— Start Dataset records —

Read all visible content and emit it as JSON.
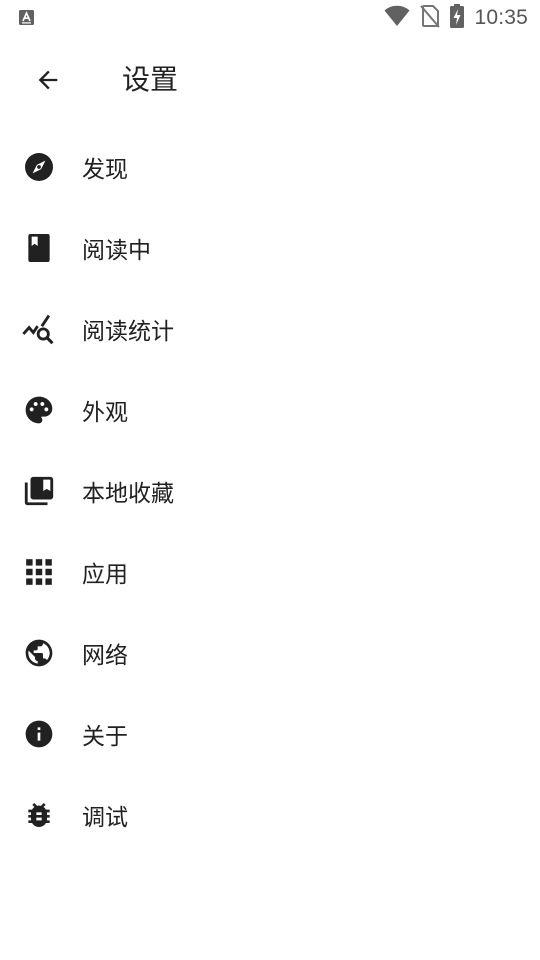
{
  "status_bar": {
    "time": "10:35",
    "left_icon": "keyboard-a-icon",
    "icons": [
      "wifi-icon",
      "no-sim-icon",
      "battery-charging-icon"
    ]
  },
  "app_bar": {
    "back_icon": "arrow-back-icon",
    "title": "设置"
  },
  "menu": {
    "items": [
      {
        "label": "发现",
        "icon": "compass-icon"
      },
      {
        "label": "阅读中",
        "icon": "book-icon"
      },
      {
        "label": "阅读统计",
        "icon": "chart-search-icon"
      },
      {
        "label": "外观",
        "icon": "palette-icon"
      },
      {
        "label": "本地收藏",
        "icon": "collections-bookmark-icon"
      },
      {
        "label": "应用",
        "icon": "apps-grid-icon"
      },
      {
        "label": "网络",
        "icon": "globe-icon"
      },
      {
        "label": "关于",
        "icon": "info-icon"
      },
      {
        "label": "调试",
        "icon": "bug-icon"
      }
    ]
  },
  "colors": {
    "icon": "#212121",
    "text": "#212121",
    "status_text": "#555555",
    "background": "#ffffff"
  }
}
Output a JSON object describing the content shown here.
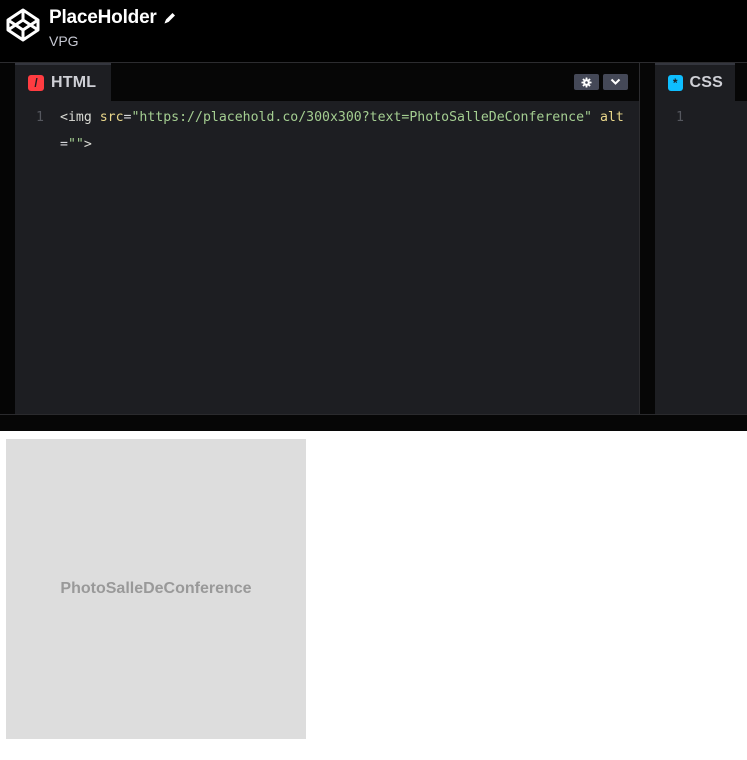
{
  "header": {
    "title": "PlaceHolder",
    "owner": "VPG"
  },
  "html_pane": {
    "tab_label": "HTML",
    "badge_glyph": "/",
    "badge_color": "#ff3c41",
    "line_number": "1",
    "code_tokens": {
      "open": "<img ",
      "attr1": "src",
      "eq1": "=",
      "str1": "\"https://placehold.co/300x300?text=PhotoSalleDeConference\"",
      "space": " ",
      "attr2": "alt",
      "eq2": "=",
      "str2": "\"\"",
      "close": ">"
    }
  },
  "css_pane": {
    "tab_label": "CSS",
    "badge_glyph": "*",
    "badge_color": "#0ebeff",
    "line_number": "1"
  },
  "preview": {
    "image_text": "PhotoSalleDeConference"
  },
  "icons": {
    "logo": "codepen-logo-icon",
    "edit": "pencil-icon",
    "settings": "gear-icon",
    "collapse": "chevron-down-icon"
  },
  "colors": {
    "header_bg": "#000000",
    "editor_bg": "#1d1e22",
    "placeholder_bg": "#dddddd",
    "placeholder_text": "#999999"
  }
}
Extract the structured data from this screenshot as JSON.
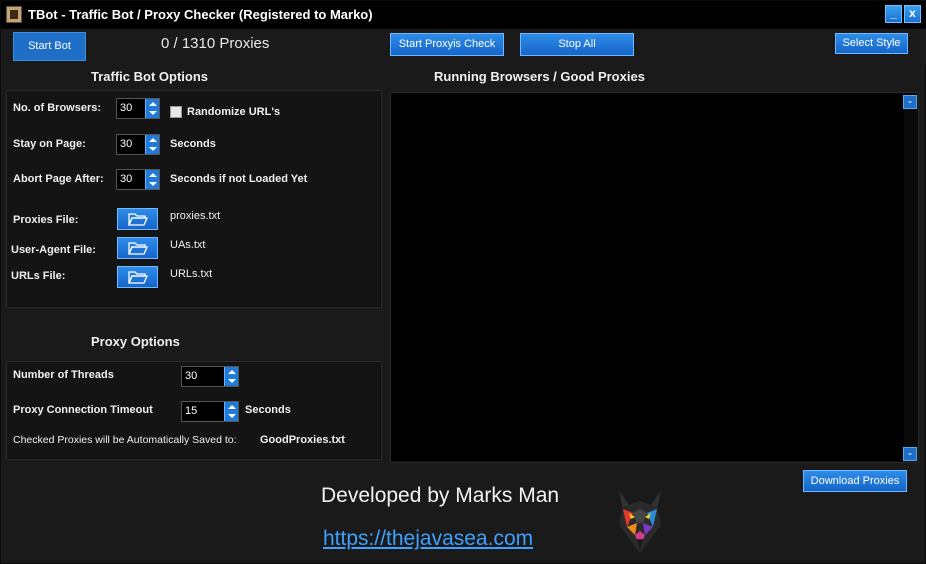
{
  "window": {
    "title": "TBot - Traffic Bot / Proxy Checker (Registered to Marko)",
    "minimize_glyph": "_",
    "close_glyph": "x"
  },
  "toolbar": {
    "start_bot": "Start Bot",
    "counter": "0 / 1310  Proxies",
    "start_proxy_check": "Start Proxyis Check",
    "stop_all": "Stop All",
    "select_style": "Select Style"
  },
  "traffic_bot": {
    "heading": "Traffic Bot Options",
    "browsers_label": "No. of Browsers:",
    "browsers_value": "30",
    "randomize_label": "Randomize URL's",
    "randomize_checked": false,
    "stay_label": "Stay on Page:",
    "stay_value": "30",
    "stay_unit": "Seconds",
    "abort_label": "Abort Page After:",
    "abort_value": "30",
    "abort_unit": "Seconds if not Loaded Yet",
    "proxies_file_label": "Proxies File:",
    "proxies_file_value": "proxies.txt",
    "ua_file_label": "User-Agent  File:",
    "ua_file_value": "UAs.txt",
    "urls_file_label": "URLs  File:",
    "urls_file_value": "URLs.txt"
  },
  "proxy_options": {
    "heading": "Proxy  Options",
    "threads_label": "Number of Threads",
    "threads_value": "30",
    "timeout_label": "Proxy Connection Timeout",
    "timeout_value": "15",
    "timeout_unit": "Seconds",
    "saved_note": "Checked Proxies will be Automatically Saved to:",
    "saved_file": "GoodProxies.txt"
  },
  "browsers_panel": {
    "heading": "Running Browsers / Good Proxies"
  },
  "footer": {
    "download_proxies": "Download Proxies",
    "developer": "Developed by Marks Man",
    "url": "https://thejavasea.com"
  },
  "colors": {
    "accent_blue": "#1f7ad8",
    "link_blue": "#3ea0ff",
    "background": "#1a1a1a"
  },
  "icons": [
    "app-icon",
    "minimize-icon",
    "close-icon",
    "folder-open-icon",
    "wolf-logo"
  ]
}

— End Dataset records —

Exercise objective
Copy out every line of the material above that mentions the word "content".

Response to the task
Read all visible content and emit it as JSON.
Output a JSON object describing the content shown here.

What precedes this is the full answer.